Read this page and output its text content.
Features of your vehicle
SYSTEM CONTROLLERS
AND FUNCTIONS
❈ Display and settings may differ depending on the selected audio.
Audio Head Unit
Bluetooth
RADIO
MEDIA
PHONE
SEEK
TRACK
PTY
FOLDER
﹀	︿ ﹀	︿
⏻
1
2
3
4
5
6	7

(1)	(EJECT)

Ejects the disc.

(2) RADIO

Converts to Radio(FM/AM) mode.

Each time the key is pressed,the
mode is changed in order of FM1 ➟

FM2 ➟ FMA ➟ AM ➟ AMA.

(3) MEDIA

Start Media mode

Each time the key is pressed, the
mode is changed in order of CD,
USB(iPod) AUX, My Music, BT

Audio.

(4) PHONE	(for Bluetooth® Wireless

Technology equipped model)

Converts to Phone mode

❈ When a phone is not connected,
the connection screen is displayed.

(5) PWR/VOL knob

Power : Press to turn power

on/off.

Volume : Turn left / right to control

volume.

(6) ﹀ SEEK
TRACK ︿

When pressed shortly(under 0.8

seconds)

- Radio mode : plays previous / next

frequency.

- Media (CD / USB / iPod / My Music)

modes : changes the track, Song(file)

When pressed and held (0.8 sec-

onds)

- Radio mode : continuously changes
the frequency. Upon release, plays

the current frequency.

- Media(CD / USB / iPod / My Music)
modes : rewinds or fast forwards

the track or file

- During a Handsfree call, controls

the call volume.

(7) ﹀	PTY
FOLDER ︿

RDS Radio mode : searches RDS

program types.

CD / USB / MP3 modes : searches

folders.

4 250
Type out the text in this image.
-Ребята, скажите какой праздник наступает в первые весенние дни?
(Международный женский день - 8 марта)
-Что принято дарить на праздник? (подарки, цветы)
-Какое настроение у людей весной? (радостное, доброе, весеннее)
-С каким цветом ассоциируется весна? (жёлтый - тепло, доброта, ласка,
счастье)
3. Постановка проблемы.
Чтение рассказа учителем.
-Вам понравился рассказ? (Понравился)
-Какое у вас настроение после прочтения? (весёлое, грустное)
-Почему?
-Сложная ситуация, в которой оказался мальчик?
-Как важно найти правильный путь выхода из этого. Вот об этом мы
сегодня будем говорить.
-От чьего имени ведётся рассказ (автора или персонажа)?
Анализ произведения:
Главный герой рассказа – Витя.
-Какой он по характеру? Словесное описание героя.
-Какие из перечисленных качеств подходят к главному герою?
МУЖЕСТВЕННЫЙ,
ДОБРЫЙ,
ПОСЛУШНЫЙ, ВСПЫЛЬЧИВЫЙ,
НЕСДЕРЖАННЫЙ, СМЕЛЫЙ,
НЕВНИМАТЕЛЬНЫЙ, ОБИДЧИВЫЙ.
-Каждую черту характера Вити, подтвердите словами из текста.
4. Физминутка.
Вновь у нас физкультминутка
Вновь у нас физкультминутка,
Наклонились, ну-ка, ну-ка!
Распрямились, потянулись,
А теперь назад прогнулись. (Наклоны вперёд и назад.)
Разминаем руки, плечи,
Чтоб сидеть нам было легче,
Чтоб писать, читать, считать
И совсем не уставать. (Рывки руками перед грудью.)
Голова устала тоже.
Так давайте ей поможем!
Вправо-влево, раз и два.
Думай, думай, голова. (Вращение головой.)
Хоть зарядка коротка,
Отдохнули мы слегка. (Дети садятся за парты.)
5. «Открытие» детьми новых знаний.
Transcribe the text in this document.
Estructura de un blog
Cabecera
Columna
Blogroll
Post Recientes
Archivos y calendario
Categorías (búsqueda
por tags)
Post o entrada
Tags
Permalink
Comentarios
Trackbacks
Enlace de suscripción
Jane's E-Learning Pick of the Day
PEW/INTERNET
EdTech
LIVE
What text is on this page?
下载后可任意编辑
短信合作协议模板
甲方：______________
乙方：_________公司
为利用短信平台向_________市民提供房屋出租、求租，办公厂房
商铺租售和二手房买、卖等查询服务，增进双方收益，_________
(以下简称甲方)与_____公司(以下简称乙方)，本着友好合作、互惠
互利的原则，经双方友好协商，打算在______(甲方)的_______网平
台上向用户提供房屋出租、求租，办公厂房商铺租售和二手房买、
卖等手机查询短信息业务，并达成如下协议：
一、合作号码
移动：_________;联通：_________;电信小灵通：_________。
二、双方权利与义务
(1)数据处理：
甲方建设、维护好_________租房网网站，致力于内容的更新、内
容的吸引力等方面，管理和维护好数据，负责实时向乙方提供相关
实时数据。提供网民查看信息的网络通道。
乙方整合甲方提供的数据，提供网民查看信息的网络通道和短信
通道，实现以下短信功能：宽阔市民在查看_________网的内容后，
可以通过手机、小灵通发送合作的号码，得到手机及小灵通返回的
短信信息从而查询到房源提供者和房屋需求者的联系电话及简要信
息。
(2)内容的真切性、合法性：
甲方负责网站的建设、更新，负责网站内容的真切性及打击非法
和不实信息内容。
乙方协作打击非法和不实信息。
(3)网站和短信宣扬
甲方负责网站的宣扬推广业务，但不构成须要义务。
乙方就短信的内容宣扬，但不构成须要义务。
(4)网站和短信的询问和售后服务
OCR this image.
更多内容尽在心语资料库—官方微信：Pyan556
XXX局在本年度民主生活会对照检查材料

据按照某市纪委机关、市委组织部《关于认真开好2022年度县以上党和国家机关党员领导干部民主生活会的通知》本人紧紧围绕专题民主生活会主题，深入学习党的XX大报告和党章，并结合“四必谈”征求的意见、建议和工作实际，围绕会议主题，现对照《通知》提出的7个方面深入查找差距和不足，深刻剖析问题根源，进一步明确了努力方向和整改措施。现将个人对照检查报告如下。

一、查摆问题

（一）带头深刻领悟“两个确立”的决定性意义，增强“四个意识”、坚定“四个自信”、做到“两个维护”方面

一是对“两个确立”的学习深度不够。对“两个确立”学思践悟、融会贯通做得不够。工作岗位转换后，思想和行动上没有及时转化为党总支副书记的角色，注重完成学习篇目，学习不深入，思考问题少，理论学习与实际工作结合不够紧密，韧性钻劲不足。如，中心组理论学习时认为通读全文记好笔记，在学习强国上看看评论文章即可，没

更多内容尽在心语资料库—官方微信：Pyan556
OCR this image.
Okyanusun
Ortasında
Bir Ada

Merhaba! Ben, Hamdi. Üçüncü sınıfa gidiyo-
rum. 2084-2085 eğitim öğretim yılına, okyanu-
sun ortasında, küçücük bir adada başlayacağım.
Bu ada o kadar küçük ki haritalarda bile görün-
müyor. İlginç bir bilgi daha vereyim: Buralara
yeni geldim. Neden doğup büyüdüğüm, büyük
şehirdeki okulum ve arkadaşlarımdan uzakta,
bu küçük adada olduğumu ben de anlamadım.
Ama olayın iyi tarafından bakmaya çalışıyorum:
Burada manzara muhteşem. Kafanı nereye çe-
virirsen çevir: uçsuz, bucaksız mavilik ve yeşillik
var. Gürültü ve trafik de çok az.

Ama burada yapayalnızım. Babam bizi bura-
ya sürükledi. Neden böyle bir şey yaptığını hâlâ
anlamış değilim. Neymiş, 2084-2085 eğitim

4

========

● STATED EXERCISE: Repeat all of the records above exactly as they appear.

● RESULT OF THE EXERCISE:
Read this page and output its text content.
Features of your vehicle
SYSTEM CONTROLLERS
AND FUNCTIONS
❈ Display and settings may differ depending on the selected audio.
Audio Head Unit
Bluetooth
RADIO
MEDIA
PHONE
SEEK
TRACK
PTY
FOLDER
﹀	︿ ﹀	︿
⏻
1
2
3
4
5
6	7

(1)	(EJECT)

Ejects the disc.

(2) RADIO

Converts to Radio(FM/AM) mode.

Each time the key is pressed,the
mode is changed in order of FM1 ➟

FM2 ➟ FMA ➟ AM ➟ AMA.

(3) MEDIA

Start Media mode

Each time the key is pressed, the
mode is changed in order of CD,
USB(iPod) AUX, My Music, BT

Audio.

(4) PHONE	(for Bluetooth® Wireless

Technology equipped model)

Converts to Phone mode

❈ When a phone is not connected,
the connection screen is displayed.

(5) PWR/VOL knob

Power : Press to turn power

on/off.

Volume : Turn left / right to control

volume.

(6) ﹀ SEEK
TRACK ︿

When pressed shortly(under 0.8

seconds)

- Radio mode : plays previous / next

frequency.

- Media (CD / USB / iPod / My Music)

modes : changes the track, Song(file)

When pressed and held (0.8 sec-

onds)

- Radio mode : continuously changes
the frequency. Upon release, plays

the current frequency.

- Media(CD / USB / iPod / My Music)
modes : rewinds or fast forwards

the track or file

- During a Handsfree call, controls

the call volume.

(7) ﹀	PTY
FOLDER ︿

RDS Radio mode : searches RDS

program types.

CD / USB / MP3 modes : searches

folders.

4 250
Type out the text in this image.
-Ребята, скажите какой праздник наступает в первые весенние дни?
(Международный женский день - 8 марта)
-Что принято дарить на праздник? (подарки, цветы)
-Какое настроение у людей весной? (радостное, доброе, весеннее)
-С каким цветом ассоциируется весна? (жёлтый - тепло, доброта, ласка,
счастье)
3. Постановка проблемы.
Чтение рассказа учителем.
-Вам понравился рассказ? (Понравился)
-Какое у вас настроение после прочтения? (весёлое, грустное)
-Почему?
-Сложная ситуация, в которой оказался мальчик?
-Как важно найти правильный путь выхода из этого. Вот об этом мы
сегодня будем говорить.
-От чьего имени ведётся рассказ (автора или персонажа)?
Анализ произведения:
Главный герой рассказа – Витя.
-Какой он по характеру? Словесное описание героя.
-Какие из перечисленных качеств подходят к главному герою?
МУЖЕСТВЕННЫЙ,
ДОБРЫЙ,
ПОСЛУШНЫЙ, ВСПЫЛЬЧИВЫЙ,
НЕСДЕРЖАННЫЙ, СМЕЛЫЙ,
НЕВНИМАТЕЛЬНЫЙ, ОБИДЧИВЫЙ.
-Каждую черту характера Вити, подтвердите словами из текста.
4. Физминутка.
Вновь у нас физкультминутка
Вновь у нас физкультминутка,
Наклонились, ну-ка, ну-ка!
Распрямились, потянулись,
А теперь назад прогнулись. (Наклоны вперёд и назад.)
Разминаем руки, плечи,
Чтоб сидеть нам было легче,
Чтоб писать, читать, считать
И совсем не уставать. (Рывки руками перед грудью.)
Голова устала тоже.
Так давайте ей поможем!
Вправо-влево, раз и два.
Думай, думай, голова. (Вращение головой.)
Хоть зарядка коротка,
Отдохнули мы слегка. (Дети садятся за парты.)
5. «Открытие» детьми новых знаний.
Transcribe the text in this document.
Estructura de un blog
Cabecera
Columna
Blogroll
Post Recientes
Archivos y calendario
Categorías (búsqueda
por tags)
Post o entrada
Tags
Permalink
Comentarios
Trackbacks
Enlace de suscripción
Jane's E-Learning Pick of the Day
PEW/INTERNET
EdTech
LIVE
What text is on this page?
下载后可任意编辑
短信合作协议模板
甲方：______________
乙方：_________公司
为利用短信平台向_________市民提供房屋出租、求租，办公厂房
商铺租售和二手房买、卖等查询服务，增进双方收益，_________
(以下简称甲方)与_____公司(以下简称乙方)，本着友好合作、互惠
互利的原则，经双方友好协商，打算在______(甲方)的_______网平
台上向用户提供房屋出租、求租，办公厂房商铺租售和二手房买、
卖等手机查询短信息业务，并达成如下协议：
一、合作号码
移动：_________;联通：_________;电信小灵通：_________。
二、双方权利与义务
(1)数据处理：
甲方建设、维护好_________租房网网站，致力于内容的更新、内
容的吸引力等方面，管理和维护好数据，负责实时向乙方提供相关
实时数据。提供网民查看信息的网络通道。
乙方整合甲方提供的数据，提供网民查看信息的网络通道和短信
通道，实现以下短信功能：宽阔市民在查看_________网的内容后，
可以通过手机、小灵通发送合作的号码，得到手机及小灵通返回的
短信信息从而查询到房源提供者和房屋需求者的联系电话及简要信
息。
(2)内容的真切性、合法性：
甲方负责网站的建设、更新，负责网站内容的真切性及打击非法
和不实信息内容。
乙方协作打击非法和不实信息。
(3)网站和短信宣扬
甲方负责网站的宣扬推广业务，但不构成须要义务。
乙方就短信的内容宣扬，但不构成须要义务。
(4)网站和短信的询问和售后服务
OCR this image.
更多内容尽在心语资料库—官方微信：Pyan556
XXX局在本年度民主生活会对照检查材料

据按照某市纪委机关、市委组织部《关于认真开好2022年度县以上党和国家机关党员领导干部民主生活会的通知》本人紧紧围绕专题民主生活会主题，深入学习党的XX大报告和党章，并结合“四必谈”征求的意见、建议和工作实际，围绕会议主题，现对照《通知》提出的7个方面深入查找差距和不足，深刻剖析问题根源，进一步明确了努力方向和整改措施。现将个人对照检查报告如下。

一、查摆问题

（一）带头深刻领悟“两个确立”的决定性意义，增强“四个意识”、坚定“四个自信”、做到“两个维护”方面

一是对“两个确立”的学习深度不够。对“两个确立”学思践悟、融会贯通做得不够。工作岗位转换后，思想和行动上没有及时转化为党总支副书记的角色，注重完成学习篇目，学习不深入，思考问题少，理论学习与实际工作结合不够紧密，韧性钻劲不足。如，中心组理论学习时认为通读全文记好笔记，在学习强国上看看评论文章即可，没

更多内容尽在心语资料库—官方微信：Pyan556
OCR this image.
Okyanusun
Ortasında
Bir Ada

Merhaba! Ben, Hamdi. Üçüncü sınıfa gidiyo-
rum. 2084-2085 eğitim öğretim yılına, okyanu-
sun ortasında, küçücük bir adada başlayacağım.
Bu ada o kadar küçük ki haritalarda bile görün-
müyor. İlginç bir bilgi daha vereyim: Buralara
yeni geldim. Neden doğup büyüdüğüm, büyük
şehirdeki okulum ve arkadaşlarımdan uzakta,
bu küçük adada olduğumu ben de anlamadım.
Ama olayın iyi tarafından bakmaya çalışıyorum:
Burada manzara muhteşem. Kafanı nereye çe-
virirsen çevir: uçsuz, bucaksız mavilik ve yeşillik
var. Gürültü ve trafik de çok az.

Ama burada yapayalnızım. Babam bizi bura-
ya sürükledi. Neden böyle bir şey yaptığını hâlâ
anlamış değilim. Neymiş, 2084-2085 eğitim

4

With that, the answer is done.